** begin **

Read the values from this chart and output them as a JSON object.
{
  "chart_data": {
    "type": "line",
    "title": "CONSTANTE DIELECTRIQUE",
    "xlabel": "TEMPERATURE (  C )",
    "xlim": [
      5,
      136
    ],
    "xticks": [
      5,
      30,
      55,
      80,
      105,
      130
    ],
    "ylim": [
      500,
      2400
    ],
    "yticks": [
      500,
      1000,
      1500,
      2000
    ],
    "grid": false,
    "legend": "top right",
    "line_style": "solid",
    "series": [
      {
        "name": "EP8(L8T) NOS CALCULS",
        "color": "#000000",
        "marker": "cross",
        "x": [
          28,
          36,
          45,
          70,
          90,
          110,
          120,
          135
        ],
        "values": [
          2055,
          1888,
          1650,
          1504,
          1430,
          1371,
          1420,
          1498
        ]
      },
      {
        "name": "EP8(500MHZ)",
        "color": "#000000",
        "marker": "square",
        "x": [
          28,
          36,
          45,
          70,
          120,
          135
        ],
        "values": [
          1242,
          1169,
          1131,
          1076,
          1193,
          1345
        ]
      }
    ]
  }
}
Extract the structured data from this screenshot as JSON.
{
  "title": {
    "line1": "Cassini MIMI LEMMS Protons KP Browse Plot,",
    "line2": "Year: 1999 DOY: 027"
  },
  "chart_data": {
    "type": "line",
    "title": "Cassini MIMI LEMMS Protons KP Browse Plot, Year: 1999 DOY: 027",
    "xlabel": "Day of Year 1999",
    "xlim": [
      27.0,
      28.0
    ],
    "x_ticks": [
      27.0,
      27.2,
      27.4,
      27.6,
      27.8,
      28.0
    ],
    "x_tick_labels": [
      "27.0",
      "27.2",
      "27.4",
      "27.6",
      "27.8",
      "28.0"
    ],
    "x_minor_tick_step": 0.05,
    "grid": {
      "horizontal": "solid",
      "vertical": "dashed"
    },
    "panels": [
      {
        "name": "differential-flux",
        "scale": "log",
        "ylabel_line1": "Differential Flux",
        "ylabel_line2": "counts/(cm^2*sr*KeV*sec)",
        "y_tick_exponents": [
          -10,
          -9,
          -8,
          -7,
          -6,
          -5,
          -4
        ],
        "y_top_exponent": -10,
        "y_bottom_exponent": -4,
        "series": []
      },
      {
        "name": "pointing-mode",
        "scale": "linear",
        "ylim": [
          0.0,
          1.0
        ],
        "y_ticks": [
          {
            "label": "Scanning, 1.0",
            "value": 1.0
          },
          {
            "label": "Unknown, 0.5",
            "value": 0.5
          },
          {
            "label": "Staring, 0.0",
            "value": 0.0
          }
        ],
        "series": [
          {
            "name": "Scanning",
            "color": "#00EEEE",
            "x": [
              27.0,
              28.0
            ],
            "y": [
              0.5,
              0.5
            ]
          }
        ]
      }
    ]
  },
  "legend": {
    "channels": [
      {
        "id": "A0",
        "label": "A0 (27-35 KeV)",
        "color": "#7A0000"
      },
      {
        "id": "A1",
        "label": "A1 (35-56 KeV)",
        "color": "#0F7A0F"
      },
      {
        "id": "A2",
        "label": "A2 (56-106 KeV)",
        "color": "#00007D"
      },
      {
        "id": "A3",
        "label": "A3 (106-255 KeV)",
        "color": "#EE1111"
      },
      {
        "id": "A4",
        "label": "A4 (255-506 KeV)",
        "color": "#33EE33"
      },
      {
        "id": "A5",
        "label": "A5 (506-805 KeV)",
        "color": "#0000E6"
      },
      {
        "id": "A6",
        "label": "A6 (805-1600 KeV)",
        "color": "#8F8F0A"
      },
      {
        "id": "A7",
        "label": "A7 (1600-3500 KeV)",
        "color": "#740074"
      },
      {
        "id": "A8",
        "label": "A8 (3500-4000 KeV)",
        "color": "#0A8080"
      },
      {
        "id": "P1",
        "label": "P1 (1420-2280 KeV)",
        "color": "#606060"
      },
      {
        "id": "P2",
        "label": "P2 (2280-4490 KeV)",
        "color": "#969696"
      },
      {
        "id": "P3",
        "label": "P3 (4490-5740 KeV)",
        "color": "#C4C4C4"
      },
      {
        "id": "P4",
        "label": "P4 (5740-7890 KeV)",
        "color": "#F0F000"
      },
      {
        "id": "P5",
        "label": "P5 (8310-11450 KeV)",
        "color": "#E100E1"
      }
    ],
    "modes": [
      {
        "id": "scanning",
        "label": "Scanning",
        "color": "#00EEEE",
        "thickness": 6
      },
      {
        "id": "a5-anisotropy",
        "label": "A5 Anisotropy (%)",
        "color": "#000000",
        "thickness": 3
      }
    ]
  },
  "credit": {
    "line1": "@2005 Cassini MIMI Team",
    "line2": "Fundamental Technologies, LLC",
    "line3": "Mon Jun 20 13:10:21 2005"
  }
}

** end **

▶ **Objective**
Produce a verbatim transcription of the entries above.

▶ **The solution**
Read the values from this chart and output them as a JSON object.
{
  "chart_data": {
    "type": "line",
    "title": "CONSTANTE DIELECTRIQUE",
    "xlabel": "TEMPERATURE (  C )",
    "xlim": [
      5,
      136
    ],
    "xticks": [
      5,
      30,
      55,
      80,
      105,
      130
    ],
    "ylim": [
      500,
      2400
    ],
    "yticks": [
      500,
      1000,
      1500,
      2000
    ],
    "grid": false,
    "legend": "top right",
    "line_style": "solid",
    "series": [
      {
        "name": "EP8(L8T) NOS CALCULS",
        "color": "#000000",
        "marker": "cross",
        "x": [
          28,
          36,
          45,
          70,
          90,
          110,
          120,
          135
        ],
        "values": [
          2055,
          1888,
          1650,
          1504,
          1430,
          1371,
          1420,
          1498
        ]
      },
      {
        "name": "EP8(500MHZ)",
        "color": "#000000",
        "marker": "square",
        "x": [
          28,
          36,
          45,
          70,
          120,
          135
        ],
        "values": [
          1242,
          1169,
          1131,
          1076,
          1193,
          1345
        ]
      }
    ]
  }
}
Extract the structured data from this screenshot as JSON.
{
  "title": {
    "line1": "Cassini MIMI LEMMS Protons KP Browse Plot,",
    "line2": "Year: 1999 DOY: 027"
  },
  "chart_data": {
    "type": "line",
    "title": "Cassini MIMI LEMMS Protons KP Browse Plot, Year: 1999 DOY: 027",
    "xlabel": "Day of Year 1999",
    "xlim": [
      27.0,
      28.0
    ],
    "x_ticks": [
      27.0,
      27.2,
      27.4,
      27.6,
      27.8,
      28.0
    ],
    "x_tick_labels": [
      "27.0",
      "27.2",
      "27.4",
      "27.6",
      "27.8",
      "28.0"
    ],
    "x_minor_tick_step": 0.05,
    "grid": {
      "horizontal": "solid",
      "vertical": "dashed"
    },
    "panels": [
      {
        "name": "differential-flux",
        "scale": "log",
        "ylabel_line1": "Differential Flux",
        "ylabel_line2": "counts/(cm^2*sr*KeV*sec)",
        "y_tick_exponents": [
          -10,
          -9,
          -8,
          -7,
          -6,
          -5,
          -4
        ],
        "y_top_exponent": -10,
        "y_bottom_exponent": -4,
        "series": []
      },
      {
        "name": "pointing-mode",
        "scale": "linear",
        "ylim": [
          0.0,
          1.0
        ],
        "y_ticks": [
          {
            "label": "Scanning, 1.0",
            "value": 1.0
          },
          {
            "label": "Unknown, 0.5",
            "value": 0.5
          },
          {
            "label": "Staring, 0.0",
            "value": 0.0
          }
        ],
        "series": [
          {
            "name": "Scanning",
            "color": "#00EEEE",
            "x": [
              27.0,
              28.0
            ],
            "y": [
              0.5,
              0.5
            ]
          }
        ]
      }
    ]
  },
  "legend": {
    "channels": [
      {
        "id": "A0",
        "label": "A0 (27-35 KeV)",
        "color": "#7A0000"
      },
      {
        "id": "A1",
        "label": "A1 (35-56 KeV)",
        "color": "#0F7A0F"
      },
      {
        "id": "A2",
        "label": "A2 (56-106 KeV)",
        "color": "#00007D"
      },
      {
        "id": "A3",
        "label": "A3 (106-255 KeV)",
        "color": "#EE1111"
      },
      {
        "id": "A4",
        "label": "A4 (255-506 KeV)",
        "color": "#33EE33"
      },
      {
        "id": "A5",
        "label": "A5 (506-805 KeV)",
        "color": "#0000E6"
      },
      {
        "id": "A6",
        "label": "A6 (805-1600 KeV)",
        "color": "#8F8F0A"
      },
      {
        "id": "A7",
        "label": "A7 (1600-3500 KeV)",
        "color": "#740074"
      },
      {
        "id": "A8",
        "label": "A8 (3500-4000 KeV)",
        "color": "#0A8080"
      },
      {
        "id": "P1",
        "label": "P1 (1420-2280 KeV)",
        "color": "#606060"
      },
      {
        "id": "P2",
        "label": "P2 (2280-4490 KeV)",
        "color": "#969696"
      },
      {
        "id": "P3",
        "label": "P3 (4490-5740 KeV)",
        "color": "#C4C4C4"
      },
      {
        "id": "P4",
        "label": "P4 (5740-7890 KeV)",
        "color": "#F0F000"
      },
      {
        "id": "P5",
        "label": "P5 (8310-11450 KeV)",
        "color": "#E100E1"
      }
    ],
    "modes": [
      {
        "id": "scanning",
        "label": "Scanning",
        "color": "#00EEEE",
        "thickness": 6
      },
      {
        "id": "a5-anisotropy",
        "label": "A5 Anisotropy (%)",
        "color": "#000000",
        "thickness": 3
      }
    ]
  },
  "credit": {
    "line1": "@2005 Cassini MIMI Team",
    "line2": "Fundamental Technologies, LLC",
    "line3": "Mon Jun 20 13:10:21 2005"
  }
}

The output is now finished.